=== LISTED ENTRIES ===
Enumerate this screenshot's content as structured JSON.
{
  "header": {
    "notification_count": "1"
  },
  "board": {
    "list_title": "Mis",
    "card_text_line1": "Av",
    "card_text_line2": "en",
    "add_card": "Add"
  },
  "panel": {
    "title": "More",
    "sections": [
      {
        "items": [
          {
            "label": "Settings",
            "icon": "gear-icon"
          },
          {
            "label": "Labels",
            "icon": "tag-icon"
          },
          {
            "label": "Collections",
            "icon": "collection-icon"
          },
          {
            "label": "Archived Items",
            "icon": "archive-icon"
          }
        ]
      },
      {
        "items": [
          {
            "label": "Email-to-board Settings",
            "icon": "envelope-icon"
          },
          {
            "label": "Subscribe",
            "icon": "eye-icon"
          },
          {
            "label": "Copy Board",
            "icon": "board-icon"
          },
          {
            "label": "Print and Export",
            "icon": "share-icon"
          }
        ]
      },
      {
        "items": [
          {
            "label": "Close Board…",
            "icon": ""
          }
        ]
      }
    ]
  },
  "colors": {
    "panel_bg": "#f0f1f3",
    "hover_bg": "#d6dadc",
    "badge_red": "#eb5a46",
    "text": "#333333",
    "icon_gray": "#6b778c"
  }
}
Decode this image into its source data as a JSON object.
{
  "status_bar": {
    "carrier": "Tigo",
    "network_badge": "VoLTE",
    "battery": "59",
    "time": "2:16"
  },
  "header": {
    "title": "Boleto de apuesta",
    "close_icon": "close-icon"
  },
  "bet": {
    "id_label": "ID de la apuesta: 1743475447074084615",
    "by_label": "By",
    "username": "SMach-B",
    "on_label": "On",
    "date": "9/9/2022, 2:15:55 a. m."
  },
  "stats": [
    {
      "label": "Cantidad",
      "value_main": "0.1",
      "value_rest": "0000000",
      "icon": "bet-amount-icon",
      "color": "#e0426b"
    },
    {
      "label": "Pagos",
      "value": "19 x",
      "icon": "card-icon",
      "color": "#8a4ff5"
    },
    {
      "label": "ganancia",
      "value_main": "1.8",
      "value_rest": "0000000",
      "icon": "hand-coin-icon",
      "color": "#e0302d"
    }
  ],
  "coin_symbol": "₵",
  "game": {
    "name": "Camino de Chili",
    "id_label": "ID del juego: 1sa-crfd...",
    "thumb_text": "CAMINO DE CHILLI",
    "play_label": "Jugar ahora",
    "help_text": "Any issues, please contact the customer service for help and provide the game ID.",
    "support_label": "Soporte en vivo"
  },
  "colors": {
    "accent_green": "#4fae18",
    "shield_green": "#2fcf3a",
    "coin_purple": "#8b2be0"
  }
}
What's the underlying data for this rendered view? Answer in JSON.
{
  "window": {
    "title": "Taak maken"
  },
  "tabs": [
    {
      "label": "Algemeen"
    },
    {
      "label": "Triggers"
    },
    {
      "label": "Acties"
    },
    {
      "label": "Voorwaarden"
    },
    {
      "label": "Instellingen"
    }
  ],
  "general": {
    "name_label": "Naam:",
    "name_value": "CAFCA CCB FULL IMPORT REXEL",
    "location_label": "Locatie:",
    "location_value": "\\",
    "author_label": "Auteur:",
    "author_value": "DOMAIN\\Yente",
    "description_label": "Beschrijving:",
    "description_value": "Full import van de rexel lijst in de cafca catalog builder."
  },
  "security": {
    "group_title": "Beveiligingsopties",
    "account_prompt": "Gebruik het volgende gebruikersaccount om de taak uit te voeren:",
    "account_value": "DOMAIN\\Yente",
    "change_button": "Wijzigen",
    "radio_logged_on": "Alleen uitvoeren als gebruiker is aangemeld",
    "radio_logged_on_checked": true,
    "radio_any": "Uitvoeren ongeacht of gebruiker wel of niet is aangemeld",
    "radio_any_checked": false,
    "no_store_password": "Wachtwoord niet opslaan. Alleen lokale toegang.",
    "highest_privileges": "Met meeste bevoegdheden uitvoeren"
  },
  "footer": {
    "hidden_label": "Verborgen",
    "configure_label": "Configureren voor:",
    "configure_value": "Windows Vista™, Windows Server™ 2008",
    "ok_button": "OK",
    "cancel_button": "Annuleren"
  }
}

=== OBJECTIVE ===
Type out the whole listing above again, exactly as it stands.

=== SOLVED PROBLEM ===
Enumerate this screenshot's content as structured JSON.
{
  "header": {
    "notification_count": "1"
  },
  "board": {
    "list_title": "Mis",
    "card_text_line1": "Av",
    "card_text_line2": "en",
    "add_card": "Add"
  },
  "panel": {
    "title": "More",
    "sections": [
      {
        "items": [
          {
            "label": "Settings",
            "icon": "gear-icon"
          },
          {
            "label": "Labels",
            "icon": "tag-icon"
          },
          {
            "label": "Collections",
            "icon": "collection-icon"
          },
          {
            "label": "Archived Items",
            "icon": "archive-icon"
          }
        ]
      },
      {
        "items": [
          {
            "label": "Email-to-board Settings",
            "icon": "envelope-icon"
          },
          {
            "label": "Subscribe",
            "icon": "eye-icon"
          },
          {
            "label": "Copy Board",
            "icon": "board-icon"
          },
          {
            "label": "Print and Export",
            "icon": "share-icon"
          }
        ]
      },
      {
        "items": [
          {
            "label": "Close Board…",
            "icon": ""
          }
        ]
      }
    ]
  },
  "colors": {
    "panel_bg": "#f0f1f3",
    "hover_bg": "#d6dadc",
    "badge_red": "#eb5a46",
    "text": "#333333",
    "icon_gray": "#6b778c"
  }
}
Decode this image into its source data as a JSON object.
{
  "status_bar": {
    "carrier": "Tigo",
    "network_badge": "VoLTE",
    "battery": "59",
    "time": "2:16"
  },
  "header": {
    "title": "Boleto de apuesta",
    "close_icon": "close-icon"
  },
  "bet": {
    "id_label": "ID de la apuesta: 1743475447074084615",
    "by_label": "By",
    "username": "SMach-B",
    "on_label": "On",
    "date": "9/9/2022, 2:15:55 a. m."
  },
  "stats": [
    {
      "label": "Cantidad",
      "value_main": "0.1",
      "value_rest": "0000000",
      "icon": "bet-amount-icon",
      "color": "#e0426b"
    },
    {
      "label": "Pagos",
      "value": "19 x",
      "icon": "card-icon",
      "color": "#8a4ff5"
    },
    {
      "label": "ganancia",
      "value_main": "1.8",
      "value_rest": "0000000",
      "icon": "hand-coin-icon",
      "color": "#e0302d"
    }
  ],
  "coin_symbol": "₵",
  "game": {
    "name": "Camino de Chili",
    "id_label": "ID del juego: 1sa-crfd...",
    "thumb_text": "CAMINO DE CHILLI",
    "play_label": "Jugar ahora",
    "help_text": "Any issues, please contact the customer service for help and provide the game ID.",
    "support_label": "Soporte en vivo"
  },
  "colors": {
    "accent_green": "#4fae18",
    "shield_green": "#2fcf3a",
    "coin_purple": "#8b2be0"
  }
}
What's the underlying data for this rendered view? Answer in JSON.
{
  "window": {
    "title": "Taak maken"
  },
  "tabs": [
    {
      "label": "Algemeen"
    },
    {
      "label": "Triggers"
    },
    {
      "label": "Acties"
    },
    {
      "label": "Voorwaarden"
    },
    {
      "label": "Instellingen"
    }
  ],
  "general": {
    "name_label": "Naam:",
    "name_value": "CAFCA CCB FULL IMPORT REXEL",
    "location_label": "Locatie:",
    "location_value": "\\",
    "author_label": "Auteur:",
    "author_value": "DOMAIN\\Yente",
    "description_label": "Beschrijving:",
    "description_value": "Full import van de rexel lijst in de cafca catalog builder."
  },
  "security": {
    "group_title": "Beveiligingsopties",
    "account_prompt": "Gebruik het volgende gebruikersaccount om de taak uit te voeren:",
    "account_value": "DOMAIN\\Yente",
    "change_button": "Wijzigen",
    "radio_logged_on": "Alleen uitvoeren als gebruiker is aangemeld",
    "radio_logged_on_checked": true,
    "radio_any": "Uitvoeren ongeacht of gebruiker wel of niet is aangemeld",
    "radio_any_checked": false,
    "no_store_password": "Wachtwoord niet opslaan. Alleen lokale toegang.",
    "highest_privileges": "Met meeste bevoegdheden uitvoeren"
  },
  "footer": {
    "hidden_label": "Verborgen",
    "configure_label": "Configureren voor:",
    "configure_value": "Windows Vista™, Windows Server™ 2008",
    "ok_button": "OK",
    "cancel_button": "Annuleren"
  }
}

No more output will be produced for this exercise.